§ **What is asked**:
List each line holding the string "countries".

+++

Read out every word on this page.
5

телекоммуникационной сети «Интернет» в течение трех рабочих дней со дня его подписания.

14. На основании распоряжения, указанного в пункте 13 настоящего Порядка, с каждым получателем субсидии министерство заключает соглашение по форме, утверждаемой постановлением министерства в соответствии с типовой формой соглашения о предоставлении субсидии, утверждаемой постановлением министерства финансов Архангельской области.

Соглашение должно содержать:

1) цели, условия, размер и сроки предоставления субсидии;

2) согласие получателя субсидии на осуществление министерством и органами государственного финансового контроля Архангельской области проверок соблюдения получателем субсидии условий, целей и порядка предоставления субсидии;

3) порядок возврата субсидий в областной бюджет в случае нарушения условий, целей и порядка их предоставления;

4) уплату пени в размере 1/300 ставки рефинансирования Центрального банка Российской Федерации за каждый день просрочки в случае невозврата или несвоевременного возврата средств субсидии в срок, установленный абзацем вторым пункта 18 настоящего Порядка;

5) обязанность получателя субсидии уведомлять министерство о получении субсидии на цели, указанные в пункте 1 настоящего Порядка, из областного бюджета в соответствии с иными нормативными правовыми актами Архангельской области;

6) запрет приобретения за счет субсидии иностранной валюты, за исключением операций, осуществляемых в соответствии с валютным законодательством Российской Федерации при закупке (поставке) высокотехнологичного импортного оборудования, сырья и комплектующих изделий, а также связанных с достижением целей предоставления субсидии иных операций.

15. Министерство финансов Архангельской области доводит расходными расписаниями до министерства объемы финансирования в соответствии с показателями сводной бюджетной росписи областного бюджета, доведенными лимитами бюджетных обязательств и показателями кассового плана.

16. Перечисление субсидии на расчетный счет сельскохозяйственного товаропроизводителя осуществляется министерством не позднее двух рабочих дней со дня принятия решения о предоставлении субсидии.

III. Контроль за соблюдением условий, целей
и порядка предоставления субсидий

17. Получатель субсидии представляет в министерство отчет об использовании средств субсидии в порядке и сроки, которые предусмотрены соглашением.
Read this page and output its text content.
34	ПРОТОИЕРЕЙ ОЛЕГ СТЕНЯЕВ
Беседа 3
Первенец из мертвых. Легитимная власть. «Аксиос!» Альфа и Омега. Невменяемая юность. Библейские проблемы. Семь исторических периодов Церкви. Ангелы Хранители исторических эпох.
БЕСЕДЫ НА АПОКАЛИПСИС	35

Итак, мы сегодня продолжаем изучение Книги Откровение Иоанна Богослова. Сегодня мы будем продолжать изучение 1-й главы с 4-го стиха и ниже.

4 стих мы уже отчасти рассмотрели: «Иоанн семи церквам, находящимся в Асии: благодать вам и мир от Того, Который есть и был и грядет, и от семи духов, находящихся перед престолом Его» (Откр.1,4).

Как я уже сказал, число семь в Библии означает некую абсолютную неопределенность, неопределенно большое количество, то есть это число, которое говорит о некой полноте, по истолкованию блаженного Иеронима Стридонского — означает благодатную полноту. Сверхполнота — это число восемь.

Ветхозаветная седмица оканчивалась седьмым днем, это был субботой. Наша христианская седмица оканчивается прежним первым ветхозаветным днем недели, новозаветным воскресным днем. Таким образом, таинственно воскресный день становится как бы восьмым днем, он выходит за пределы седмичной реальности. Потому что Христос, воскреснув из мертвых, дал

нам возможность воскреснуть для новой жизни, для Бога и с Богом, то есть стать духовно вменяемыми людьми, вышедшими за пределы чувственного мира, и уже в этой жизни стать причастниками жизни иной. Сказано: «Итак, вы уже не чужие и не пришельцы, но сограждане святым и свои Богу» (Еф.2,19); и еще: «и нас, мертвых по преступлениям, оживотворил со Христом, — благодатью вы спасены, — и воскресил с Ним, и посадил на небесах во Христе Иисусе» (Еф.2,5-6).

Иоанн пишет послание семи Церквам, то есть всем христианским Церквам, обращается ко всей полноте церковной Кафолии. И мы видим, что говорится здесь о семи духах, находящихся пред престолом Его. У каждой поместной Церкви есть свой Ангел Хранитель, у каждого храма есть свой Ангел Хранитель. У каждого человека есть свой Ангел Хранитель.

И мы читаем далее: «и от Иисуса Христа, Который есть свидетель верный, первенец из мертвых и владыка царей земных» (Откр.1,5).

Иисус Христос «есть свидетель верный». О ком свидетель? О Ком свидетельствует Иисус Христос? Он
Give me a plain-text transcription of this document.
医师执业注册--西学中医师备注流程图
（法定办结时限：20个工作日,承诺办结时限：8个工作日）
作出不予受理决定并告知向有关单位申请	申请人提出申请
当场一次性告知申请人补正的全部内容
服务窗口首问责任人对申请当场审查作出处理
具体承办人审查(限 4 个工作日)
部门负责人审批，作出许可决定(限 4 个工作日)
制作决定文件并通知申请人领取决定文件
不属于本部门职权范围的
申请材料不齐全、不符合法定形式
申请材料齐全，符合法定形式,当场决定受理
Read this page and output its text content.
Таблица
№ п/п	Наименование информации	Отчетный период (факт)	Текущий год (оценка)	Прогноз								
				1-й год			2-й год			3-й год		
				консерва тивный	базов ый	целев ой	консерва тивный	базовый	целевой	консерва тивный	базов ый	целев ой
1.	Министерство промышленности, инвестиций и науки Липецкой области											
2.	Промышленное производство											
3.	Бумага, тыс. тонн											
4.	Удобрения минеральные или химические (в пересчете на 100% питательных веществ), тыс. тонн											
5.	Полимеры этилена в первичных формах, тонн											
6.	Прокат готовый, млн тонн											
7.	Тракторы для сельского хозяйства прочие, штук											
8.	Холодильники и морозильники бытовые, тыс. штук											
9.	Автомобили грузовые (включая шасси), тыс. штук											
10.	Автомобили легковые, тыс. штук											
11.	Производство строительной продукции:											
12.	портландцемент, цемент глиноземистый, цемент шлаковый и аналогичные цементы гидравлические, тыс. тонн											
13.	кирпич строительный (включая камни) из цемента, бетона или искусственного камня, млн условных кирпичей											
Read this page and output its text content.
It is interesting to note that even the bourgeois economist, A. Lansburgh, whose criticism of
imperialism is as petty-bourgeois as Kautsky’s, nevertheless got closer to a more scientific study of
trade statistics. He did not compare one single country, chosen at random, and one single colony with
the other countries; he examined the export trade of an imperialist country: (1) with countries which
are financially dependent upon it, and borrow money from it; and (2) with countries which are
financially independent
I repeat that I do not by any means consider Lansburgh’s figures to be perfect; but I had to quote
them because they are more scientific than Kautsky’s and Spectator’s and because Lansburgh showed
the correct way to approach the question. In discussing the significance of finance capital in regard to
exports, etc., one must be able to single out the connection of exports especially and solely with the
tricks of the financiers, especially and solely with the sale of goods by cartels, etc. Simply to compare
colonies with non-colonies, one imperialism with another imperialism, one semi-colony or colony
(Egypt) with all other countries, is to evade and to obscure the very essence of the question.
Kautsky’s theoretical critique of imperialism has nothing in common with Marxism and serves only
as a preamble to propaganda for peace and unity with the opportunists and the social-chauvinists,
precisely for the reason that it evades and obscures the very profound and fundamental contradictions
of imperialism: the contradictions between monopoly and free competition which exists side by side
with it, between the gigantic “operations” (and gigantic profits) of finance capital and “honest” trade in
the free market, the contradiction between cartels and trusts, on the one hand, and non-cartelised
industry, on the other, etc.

+++

§ **Completed exercise**:
the other countries; he examined the export trade of an imperialist country: (1) with countries which
are financially dependent upon it, and borrow money from it; and (2) with countries which are
(Egypt) with all other countries, is to evade and to obscure the very essence of the question.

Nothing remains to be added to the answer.